# [REQUIRED WORK]
Retype the data that follows line by line, exactly, and leave its pictures out.

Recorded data

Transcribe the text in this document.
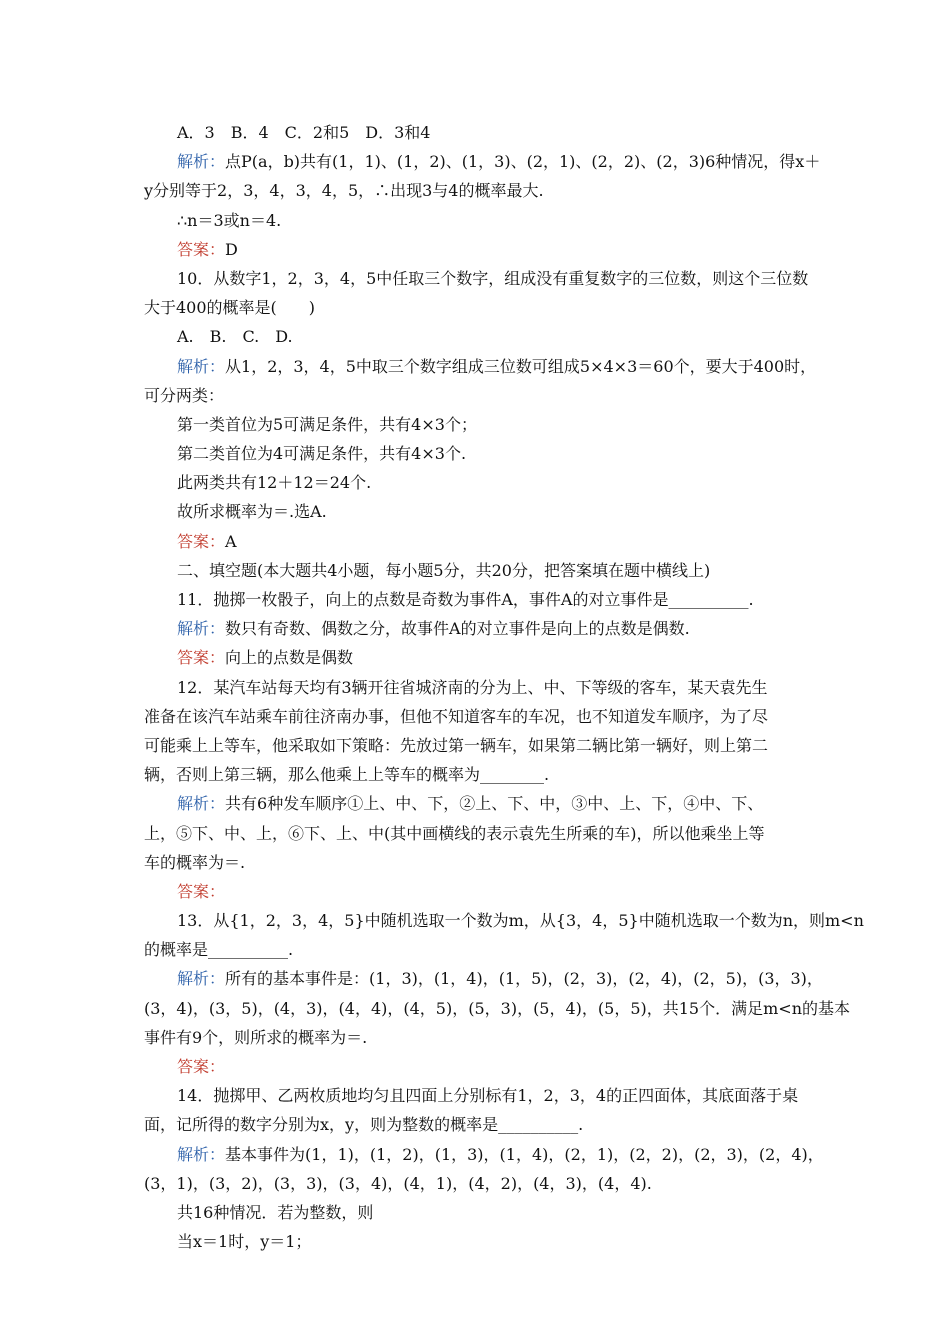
A．3　B．4　C．2和5　D．3和4
解析：点P(a，b)共有(1，1)、(1，2)、(1，3)、(2，1)、(2，2)、(2，3)6种情况，得x＋
y分别等于2，3，4，3，4，5，∴出现3与4的概率最大.
∴n＝3或n＝4.
答案：D
10．从数字1，2，3，4，5中任取三个数字，组成没有重复数字的三位数，则这个三位数
大于400的概率是(　　)
A.　B.　C.　D.
解析：从1，2，3，4，5中取三个数字组成三位数可组成5×4×3＝60个，要大于400时，
可分两类：
第一类首位为5可满足条件，共有4×3个；
第二类首位为4可满足条件，共有4×3个.
此两类共有12＋12＝24个.
故所求概率为＝.选A.
答案：A
二、填空题(本大题共4小题，每小题5分，共20分，把答案填在题中横线上)
11．抛掷一枚骰子，向上的点数是奇数为事件A，事件A的对立事件是__________.
解析：数只有奇数、偶数之分，故事件A的对立事件是向上的点数是偶数.
答案：向上的点数是偶数
12．某汽车站每天均有3辆开往省城济南的分为上、中、下等级的客车，某天袁先生
准备在该汽车站乘车前往济南办事，但他不知道客车的车况，也不知道发车顺序，为了尽
可能乘上上等车，他采取如下策略：先放过第一辆车，如果第二辆比第一辆好，则上第二
辆，否则上第三辆，那么他乘上上等车的概率为________.
解析：共有6种发车顺序①上、中、下，②上、下、中，③中、上、下，④中、下、
上，⑤下、中、上，⑥下、上、中(其中画横线的表示袁先生所乘的车)，所以他乘坐上等
车的概率为＝.
答案：
13．从{1，2，3，4，5}中随机选取一个数为m，从{3，4，5}中随机选取一个数为n，则m<n
的概率是__________.
解析：所有的基本事件是：(1，3)，(1，4)，(1，5)，(2，3)，(2，4)，(2，5)，(3，3)，
(3，4)，(3，5)，(4，3)，(4，4)，(4，5)，(5，3)，(5，4)，(5，5)，共15个．满足m<n的基本
事件有9个，则所求的概率为＝.
答案：
14．抛掷甲、乙两枚质地均匀且四面上分别标有1，2，3，4的正四面体，其底面落于桌
面，记所得的数字分别为x，y，则为整数的概率是__________.
解析：基本事件为(1，1)，(1，2)，(1，3)，(1，4)，(2，1)，(2，2)，(2，3)，(2，4)，
(3，1)，(3，2)，(3，3)，(3，4)，(4，1)，(4，2)，(4，3)，(4，4).
共16种情况．若为整数，则
当x＝1时，y＝1；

# [TASK RESPONSE]
Transcribe the text in this document.
A．3　B．4　C．2和5　D．3和4
解析：点P(a，b)共有(1，1)、(1，2)、(1，3)、(2，1)、(2，2)、(2，3)6种情况，得x＋
y分别等于2，3，4，3，4，5，∴出现3与4的概率最大.
∴n＝3或n＝4.
答案：D
10．从数字1，2，3，4，5中任取三个数字，组成没有重复数字的三位数，则这个三位数
大于400的概率是(　　)
A.　B.　C.　D.
解析：从1，2，3，4，5中取三个数字组成三位数可组成5×4×3＝60个，要大于400时，
可分两类：
第一类首位为5可满足条件，共有4×3个；
第二类首位为4可满足条件，共有4×3个.
此两类共有12＋12＝24个.
故所求概率为＝.选A.
答案：A
二、填空题(本大题共4小题，每小题5分，共20分，把答案填在题中横线上)
11．抛掷一枚骰子，向上的点数是奇数为事件A，事件A的对立事件是__________.
解析：数只有奇数、偶数之分，故事件A的对立事件是向上的点数是偶数.
答案：向上的点数是偶数
12．某汽车站每天均有3辆开往省城济南的分为上、中、下等级的客车，某天袁先生
准备在该汽车站乘车前往济南办事，但他不知道客车的车况，也不知道发车顺序，为了尽
可能乘上上等车，他采取如下策略：先放过第一辆车，如果第二辆比第一辆好，则上第二
辆，否则上第三辆，那么他乘上上等车的概率为________.
解析：共有6种发车顺序①上、中、下，②上、下、中，③中、上、下，④中、下、
上，⑤下、中、上，⑥下、上、中(其中画横线的表示袁先生所乘的车)，所以他乘坐上等
车的概率为＝.
答案：
13．从{1，2，3，4，5}中随机选取一个数为m，从{3，4，5}中随机选取一个数为n，则m<n
的概率是__________.
解析：所有的基本事件是：(1，3)，(1，4)，(1，5)，(2，3)，(2，4)，(2，5)，(3，3)，
(3，4)，(3，5)，(4，3)，(4，4)，(4，5)，(5，3)，(5，4)，(5，5)，共15个．满足m<n的基本
事件有9个，则所求的概率为＝.
答案：
14．抛掷甲、乙两枚质地均匀且四面上分别标有1，2，3，4的正四面体，其底面落于桌
面，记所得的数字分别为x，y，则为整数的概率是__________.
解析：基本事件为(1，1)，(1，2)，(1，3)，(1，4)，(2，1)，(2，2)，(2，3)，(2，4)，
(3，1)，(3，2)，(3，3)，(3，4)，(4，1)，(4，2)，(4，3)，(4，4).
共16种情况．若为整数，则
当x＝1时，y＝1；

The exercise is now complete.